Each record must be retyped in full. No character may differ.

▽

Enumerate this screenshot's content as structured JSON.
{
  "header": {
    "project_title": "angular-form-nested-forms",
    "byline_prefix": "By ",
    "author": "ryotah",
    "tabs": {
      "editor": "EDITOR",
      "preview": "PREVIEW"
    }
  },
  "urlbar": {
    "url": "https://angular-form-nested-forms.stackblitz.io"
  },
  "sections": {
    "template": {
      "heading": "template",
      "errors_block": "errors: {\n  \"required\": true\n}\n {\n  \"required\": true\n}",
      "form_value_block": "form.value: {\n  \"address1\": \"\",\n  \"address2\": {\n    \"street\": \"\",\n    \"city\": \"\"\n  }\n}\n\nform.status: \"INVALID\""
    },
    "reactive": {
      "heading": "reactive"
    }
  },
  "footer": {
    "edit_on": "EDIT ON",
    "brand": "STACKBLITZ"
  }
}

△

* **COMPLETED EXERCISE**:
Enumerate this screenshot's content as structured JSON.
{
  "header": {
    "project_title": "angular-form-nested-forms",
    "byline_prefix": "By ",
    "author": "ryotah",
    "tabs": {
      "editor": "EDITOR",
      "preview": "PREVIEW"
    }
  },
  "urlbar": {
    "url": "https://angular-form-nested-forms.stackblitz.io"
  },
  "sections": {
    "template": {
      "heading": "template",
      "errors_block": "errors: {\n  \"required\": true\n}\n {\n  \"required\": true\n}",
      "form_value_block": "form.value: {\n  \"address1\": \"\",\n  \"address2\": {\n    \"street\": \"\",\n    \"city\": \"\"\n  }\n}\n\nform.status: \"INVALID\""
    },
    "reactive": {
      "heading": "reactive"
    }
  },
  "footer": {
    "edit_on": "EDIT ON",
    "brand": "STACKBLITZ"
  }
}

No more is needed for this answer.